(Extracted data entries)
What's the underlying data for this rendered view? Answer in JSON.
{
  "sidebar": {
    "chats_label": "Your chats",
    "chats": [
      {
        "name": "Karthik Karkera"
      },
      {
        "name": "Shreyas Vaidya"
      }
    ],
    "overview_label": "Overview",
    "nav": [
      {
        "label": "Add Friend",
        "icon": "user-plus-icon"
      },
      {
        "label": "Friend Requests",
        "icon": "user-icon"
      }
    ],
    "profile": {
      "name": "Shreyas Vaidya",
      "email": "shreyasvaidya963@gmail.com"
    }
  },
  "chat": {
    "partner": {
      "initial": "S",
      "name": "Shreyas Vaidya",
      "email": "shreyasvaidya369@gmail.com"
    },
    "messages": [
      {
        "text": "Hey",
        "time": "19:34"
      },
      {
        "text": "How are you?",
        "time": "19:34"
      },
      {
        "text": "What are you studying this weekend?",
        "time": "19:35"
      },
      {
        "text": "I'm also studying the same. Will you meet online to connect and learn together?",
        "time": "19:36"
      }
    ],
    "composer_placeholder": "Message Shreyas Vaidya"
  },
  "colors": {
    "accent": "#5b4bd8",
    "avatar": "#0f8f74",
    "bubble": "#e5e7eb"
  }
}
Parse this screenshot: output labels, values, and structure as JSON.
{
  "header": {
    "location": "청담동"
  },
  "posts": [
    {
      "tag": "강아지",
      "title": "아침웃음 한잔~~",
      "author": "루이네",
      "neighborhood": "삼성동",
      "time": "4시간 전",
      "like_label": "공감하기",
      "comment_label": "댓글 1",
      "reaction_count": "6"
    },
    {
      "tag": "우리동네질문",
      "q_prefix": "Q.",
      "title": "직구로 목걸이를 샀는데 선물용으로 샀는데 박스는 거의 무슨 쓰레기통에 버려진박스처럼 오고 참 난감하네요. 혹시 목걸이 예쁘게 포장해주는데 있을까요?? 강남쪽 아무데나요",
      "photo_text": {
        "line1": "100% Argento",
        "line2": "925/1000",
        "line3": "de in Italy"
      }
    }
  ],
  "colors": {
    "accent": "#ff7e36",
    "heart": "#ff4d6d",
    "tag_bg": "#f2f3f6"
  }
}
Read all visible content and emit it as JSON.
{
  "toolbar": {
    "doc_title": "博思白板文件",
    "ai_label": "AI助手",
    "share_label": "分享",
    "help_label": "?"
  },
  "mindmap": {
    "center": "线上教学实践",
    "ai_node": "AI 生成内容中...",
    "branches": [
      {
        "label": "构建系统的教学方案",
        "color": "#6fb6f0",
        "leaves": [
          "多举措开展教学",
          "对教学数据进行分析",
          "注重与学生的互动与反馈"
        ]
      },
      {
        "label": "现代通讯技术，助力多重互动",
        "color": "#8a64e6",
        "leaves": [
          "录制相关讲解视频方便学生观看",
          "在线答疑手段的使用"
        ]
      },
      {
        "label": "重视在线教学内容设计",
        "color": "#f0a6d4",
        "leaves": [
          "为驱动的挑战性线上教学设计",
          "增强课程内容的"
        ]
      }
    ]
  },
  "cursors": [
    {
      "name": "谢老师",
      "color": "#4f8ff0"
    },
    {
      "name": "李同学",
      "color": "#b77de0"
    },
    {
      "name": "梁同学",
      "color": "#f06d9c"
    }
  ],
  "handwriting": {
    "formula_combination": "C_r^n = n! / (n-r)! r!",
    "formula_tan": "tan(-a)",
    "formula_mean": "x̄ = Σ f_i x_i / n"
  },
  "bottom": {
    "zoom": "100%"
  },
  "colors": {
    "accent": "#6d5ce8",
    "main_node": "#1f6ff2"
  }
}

Exercise directions:
Extract from the data every line where "gmail" shows up.

Problem solution:
      "email": "shreyasvaidya963@gmail.com"
      "email": "shreyasvaidya369@gmail.com"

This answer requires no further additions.